» **WHAT YOU ARE ASKED TO DO**
Pull every line containing "title" out of the material below.

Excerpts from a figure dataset

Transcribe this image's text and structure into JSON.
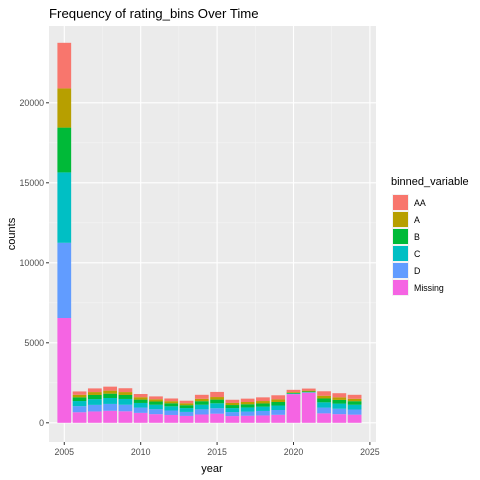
{
  "chart_data": {
    "type": "bar",
    "stacked": true,
    "title": "Frequency of rating_bins Over Time",
    "xlabel": "year",
    "ylabel": "counts",
    "x": [
      2005,
      2006,
      2007,
      2008,
      2009,
      2010,
      2011,
      2012,
      2013,
      2014,
      2015,
      2016,
      2017,
      2018,
      2019,
      2020,
      2021,
      2022,
      2023,
      2024
    ],
    "x_ticks": [
      2005,
      2010,
      2015,
      2020,
      2025
    ],
    "xlim": [
      2004,
      2025.4
    ],
    "y_ticks": [
      0,
      5000,
      10000,
      15000,
      20000
    ],
    "ylim": [
      -1200,
      24800
    ],
    "grid": true,
    "legend": {
      "title": "binned_variable",
      "position": "right"
    },
    "series": [
      {
        "name": "Missing",
        "color": "#F564E3",
        "values": [
          6550,
          660,
          710,
          750,
          720,
          620,
          540,
          490,
          430,
          520,
          570,
          420,
          440,
          460,
          500,
          1790,
          1880,
          590,
          540,
          510
        ]
      },
      {
        "name": "D",
        "color": "#619CFF",
        "values": [
          4700,
          380,
          410,
          430,
          410,
          330,
          310,
          280,
          250,
          320,
          340,
          250,
          260,
          280,
          300,
          20,
          20,
          360,
          340,
          320
        ]
      },
      {
        "name": "C",
        "color": "#00BFC4",
        "values": [
          4400,
          320,
          360,
          370,
          360,
          290,
          280,
          260,
          240,
          290,
          310,
          250,
          260,
          270,
          280,
          20,
          20,
          330,
          320,
          300
        ]
      },
      {
        "name": "B",
        "color": "#00BA38",
        "values": [
          2800,
          230,
          260,
          270,
          250,
          210,
          200,
          190,
          180,
          220,
          230,
          190,
          200,
          200,
          220,
          40,
          40,
          240,
          230,
          220
        ]
      },
      {
        "name": "A",
        "color": "#B79F00",
        "values": [
          2450,
          160,
          180,
          190,
          180,
          150,
          140,
          130,
          120,
          150,
          160,
          130,
          140,
          150,
          160,
          50,
          50,
          170,
          160,
          150
        ]
      },
      {
        "name": "AA",
        "color": "#F8766D",
        "values": [
          2850,
          210,
          230,
          250,
          240,
          200,
          180,
          170,
          160,
          250,
          320,
          200,
          210,
          230,
          260,
          140,
          130,
          280,
          260,
          250
        ]
      }
    ],
    "legend_order": [
      "AA",
      "A",
      "B",
      "C",
      "D",
      "Missing"
    ]
  }
}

» **TASK RESULT**
    "title": "Frequency of rating_bins Over Time",
      "title": "binned_variable",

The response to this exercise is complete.